**JOB:**
Transcribe the listing exactly, leaving out every picture.

--- Begin SOURCE DATA ---

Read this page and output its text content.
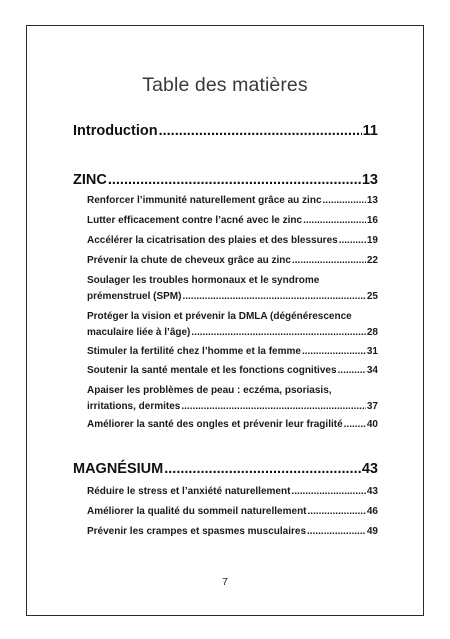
Table des matières
Introduction .....	11
ZINC .....	13
Renforcer l’immunité naturellement grâce au zinc .....	13
Lutter efficacement contre l’acné avec le zinc .....	16
Accélérer la cicatrisation des plaies et des blessures .....	19
Prévenir la chute de cheveux grâce au zinc .....	22
Soulager les troubles hormonaux et le syndrome
prémenstruel (SPM) .....	25
Protéger la vision et prévenir la DMLA (dégénérescence
maculaire liée à l’âge) .....	28
Stimuler la fertilité chez l’homme et la femme .....	31
Soutenir la santé mentale et les fonctions cognitives .....	34
Apaiser les problèmes de peau : eczéma, psoriasis,
irritations, dermites .....	37
Améliorer la santé des ongles et prévenir leur fragilité ..... 40
MAGNÉSIUM .....	43
Réduire le stress et l’anxiété naturellement .....	43
Améliorer la qualité du sommeil naturellement .....	46
Prévenir les crampes et spasmes musculaires .....	49
7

--- End SOURCE DATA ---

**SOLUTION TO THIS TASK:**
Read this page and output its text content.
Table des matières
Introduction .....	11
ZINC .....	13
Renforcer l’immunité naturellement grâce au zinc .....	13
Lutter efficacement contre l’acné avec le zinc .....	16
Accélérer la cicatrisation des plaies et des blessures .....	19
Prévenir la chute de cheveux grâce au zinc .....	22
Soulager les troubles hormonaux et le syndrome
prémenstruel (SPM) .....	25
Protéger la vision et prévenir la DMLA (dégénérescence
maculaire liée à l’âge) .....	28
Stimuler la fertilité chez l’homme et la femme .....	31
Soutenir la santé mentale et les fonctions cognitives .....	34
Apaiser les problèmes de peau : eczéma, psoriasis,
irritations, dermites .....	37
Améliorer la santé des ongles et prévenir leur fragilité ..... 40
MAGNÉSIUM .....	43
Réduire le stress et l’anxiété naturellement .....	43
Améliorer la qualité du sommeil naturellement .....	46
Prévenir les crampes et spasmes musculaires .....	49
7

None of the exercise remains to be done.